▶ EXERCISE REQUIREMENTS: Set down each entry exactly as given; pictures should not appear in the copy.

Collected data entries
——

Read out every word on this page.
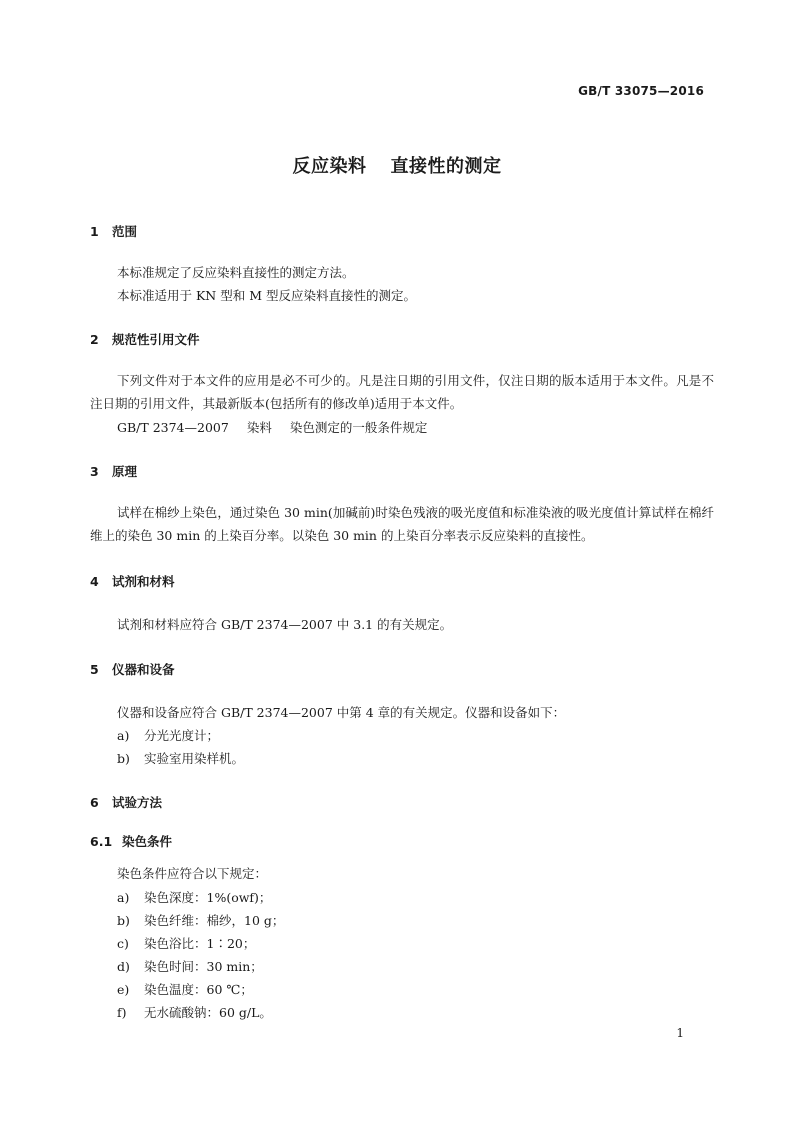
GB/T 33075—2016
反应染料 直接性的测定
1 范围
本标准规定了反应染料直接性的测定方法。
本标准适用于 KN 型和 M 型反应染料直接性的测定。
2 规范性引用文件
下列文件对于本文件的应用是必不可少的。凡是注日期的引用文件，仅注日期的版本适用于本文件。凡是不注日期的引用文件，其最新版本(包括所有的修改单)适用于本文件。
GB/T 2374—2007 染料 染色测定的一般条件规定
3 原理
试样在棉纱上染色，通过染色 30 min(加碱前)时染色残液的吸光度值和标准染液的吸光度值计算试样在棉纤维上的染色 30 min 的上染百分率。以染色 30 min 的上染百分率表示反应染料的直接性。
4 试剂和材料
试剂和材料应符合 GB/T 2374—2007 中 3.1 的有关规定。
5 仪器和设备
仪器和设备应符合 GB/T 2374—2007 中第 4 章的有关规定。仪器和设备如下：
a) 分光光度计；
b) 实验室用染样机。
6 试验方法
6.1 染色条件
染色条件应符合以下规定：
a) 染色深度：1%(owf)；
b) 染色纤维：棉纱，10 g；
c) 染色浴比：1∶20；
d) 染色时间：30 min；
e) 染色温度：60 ℃；
f) 无水硫酸钠：60 g/L。
1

——

▶ EXERCISE ANSWER:
Read out every word on this page.
GB/T 33075—2016
反应染料 直接性的测定
1 范围
本标准规定了反应染料直接性的测定方法。
本标准适用于 KN 型和 M 型反应染料直接性的测定。
2 规范性引用文件
下列文件对于本文件的应用是必不可少的。凡是注日期的引用文件，仅注日期的版本适用于本文件。凡是不注日期的引用文件，其最新版本(包括所有的修改单)适用于本文件。
GB/T 2374—2007 染料 染色测定的一般条件规定
3 原理
试样在棉纱上染色，通过染色 30 min(加碱前)时染色残液的吸光度值和标准染液的吸光度值计算试样在棉纤维上的染色 30 min 的上染百分率。以染色 30 min 的上染百分率表示反应染料的直接性。
4 试剂和材料
试剂和材料应符合 GB/T 2374—2007 中 3.1 的有关规定。
5 仪器和设备
仪器和设备应符合 GB/T 2374—2007 中第 4 章的有关规定。仪器和设备如下：
a) 分光光度计；
b) 实验室用染样机。
6 试验方法
6.1 染色条件
染色条件应符合以下规定：
a) 染色深度：1%(owf)；
b) 染色纤维：棉纱，10 g；
c) 染色浴比：1∶20；
d) 染色时间：30 min；
e) 染色温度：60 ℃；
f) 无水硫酸钠：60 g/L。
1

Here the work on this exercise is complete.